DATA EXTRACT ▸

******

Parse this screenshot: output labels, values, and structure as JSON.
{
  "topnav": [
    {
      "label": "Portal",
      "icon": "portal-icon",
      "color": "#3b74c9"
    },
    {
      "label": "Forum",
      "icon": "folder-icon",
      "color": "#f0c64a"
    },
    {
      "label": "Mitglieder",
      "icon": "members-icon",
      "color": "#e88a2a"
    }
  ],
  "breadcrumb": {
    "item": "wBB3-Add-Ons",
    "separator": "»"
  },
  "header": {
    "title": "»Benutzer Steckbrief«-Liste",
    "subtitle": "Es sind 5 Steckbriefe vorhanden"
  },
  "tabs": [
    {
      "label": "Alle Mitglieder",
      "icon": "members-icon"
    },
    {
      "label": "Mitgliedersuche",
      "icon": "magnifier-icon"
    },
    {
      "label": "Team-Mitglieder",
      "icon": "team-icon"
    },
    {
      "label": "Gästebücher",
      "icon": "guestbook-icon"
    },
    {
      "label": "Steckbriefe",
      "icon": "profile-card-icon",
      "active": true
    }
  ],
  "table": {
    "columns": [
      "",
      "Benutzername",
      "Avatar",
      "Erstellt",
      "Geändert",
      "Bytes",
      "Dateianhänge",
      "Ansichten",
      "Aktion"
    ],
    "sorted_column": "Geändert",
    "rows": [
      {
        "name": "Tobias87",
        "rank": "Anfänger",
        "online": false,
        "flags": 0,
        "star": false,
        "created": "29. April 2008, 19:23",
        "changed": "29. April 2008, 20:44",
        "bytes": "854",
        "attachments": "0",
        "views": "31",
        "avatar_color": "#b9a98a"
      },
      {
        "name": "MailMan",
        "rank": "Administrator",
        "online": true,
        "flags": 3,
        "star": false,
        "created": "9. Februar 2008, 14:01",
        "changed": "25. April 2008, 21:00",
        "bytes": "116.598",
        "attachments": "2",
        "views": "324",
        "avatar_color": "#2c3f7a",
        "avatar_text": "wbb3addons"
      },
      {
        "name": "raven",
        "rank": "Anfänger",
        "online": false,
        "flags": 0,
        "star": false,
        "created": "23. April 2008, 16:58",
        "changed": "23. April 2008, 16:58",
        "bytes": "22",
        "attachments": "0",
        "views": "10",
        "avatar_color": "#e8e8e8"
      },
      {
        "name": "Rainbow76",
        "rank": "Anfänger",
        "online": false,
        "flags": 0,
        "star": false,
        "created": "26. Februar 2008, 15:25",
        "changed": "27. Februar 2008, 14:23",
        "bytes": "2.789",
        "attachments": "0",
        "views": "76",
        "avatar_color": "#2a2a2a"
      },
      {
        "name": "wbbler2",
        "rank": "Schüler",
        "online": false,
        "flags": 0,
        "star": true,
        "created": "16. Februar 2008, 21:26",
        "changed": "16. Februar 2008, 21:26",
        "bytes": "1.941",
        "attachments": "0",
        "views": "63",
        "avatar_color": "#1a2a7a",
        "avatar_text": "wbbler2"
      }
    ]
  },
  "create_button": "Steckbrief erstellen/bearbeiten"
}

******

EXERCISE TASK ▸
Reproduce the material above exactly; please quote every line of it.

COMPLETE ANSWER ▸
Parse this screenshot: output labels, values, and structure as JSON.
{
  "topnav": [
    {
      "label": "Portal",
      "icon": "portal-icon",
      "color": "#3b74c9"
    },
    {
      "label": "Forum",
      "icon": "folder-icon",
      "color": "#f0c64a"
    },
    {
      "label": "Mitglieder",
      "icon": "members-icon",
      "color": "#e88a2a"
    }
  ],
  "breadcrumb": {
    "item": "wBB3-Add-Ons",
    "separator": "»"
  },
  "header": {
    "title": "»Benutzer Steckbrief«-Liste",
    "subtitle": "Es sind 5 Steckbriefe vorhanden"
  },
  "tabs": [
    {
      "label": "Alle Mitglieder",
      "icon": "members-icon"
    },
    {
      "label": "Mitgliedersuche",
      "icon": "magnifier-icon"
    },
    {
      "label": "Team-Mitglieder",
      "icon": "team-icon"
    },
    {
      "label": "Gästebücher",
      "icon": "guestbook-icon"
    },
    {
      "label": "Steckbriefe",
      "icon": "profile-card-icon",
      "active": true
    }
  ],
  "table": {
    "columns": [
      "",
      "Benutzername",
      "Avatar",
      "Erstellt",
      "Geändert",
      "Bytes",
      "Dateianhänge",
      "Ansichten",
      "Aktion"
    ],
    "sorted_column": "Geändert",
    "rows": [
      {
        "name": "Tobias87",
        "rank": "Anfänger",
        "online": false,
        "flags": 0,
        "star": false,
        "created": "29. April 2008, 19:23",
        "changed": "29. April 2008, 20:44",
        "bytes": "854",
        "attachments": "0",
        "views": "31",
        "avatar_color": "#b9a98a"
      },
      {
        "name": "MailMan",
        "rank": "Administrator",
        "online": true,
        "flags": 3,
        "star": false,
        "created": "9. Februar 2008, 14:01",
        "changed": "25. April 2008, 21:00",
        "bytes": "116.598",
        "attachments": "2",
        "views": "324",
        "avatar_color": "#2c3f7a",
        "avatar_text": "wbb3addons"
      },
      {
        "name": "raven",
        "rank": "Anfänger",
        "online": false,
        "flags": 0,
        "star": false,
        "created": "23. April 2008, 16:58",
        "changed": "23. April 2008, 16:58",
        "bytes": "22",
        "attachments": "0",
        "views": "10",
        "avatar_color": "#e8e8e8"
      },
      {
        "name": "Rainbow76",
        "rank": "Anfänger",
        "online": false,
        "flags": 0,
        "star": false,
        "created": "26. Februar 2008, 15:25",
        "changed": "27. Februar 2008, 14:23",
        "bytes": "2.789",
        "attachments": "0",
        "views": "76",
        "avatar_color": "#2a2a2a"
      },
      {
        "name": "wbbler2",
        "rank": "Schüler",
        "online": false,
        "flags": 0,
        "star": true,
        "created": "16. Februar 2008, 21:26",
        "changed": "16. Februar 2008, 21:26",
        "bytes": "1.941",
        "attachments": "0",
        "views": "63",
        "avatar_color": "#1a2a7a",
        "avatar_text": "wbbler2"
      }
    ]
  },
  "create_button": "Steckbrief erstellen/bearbeiten"
}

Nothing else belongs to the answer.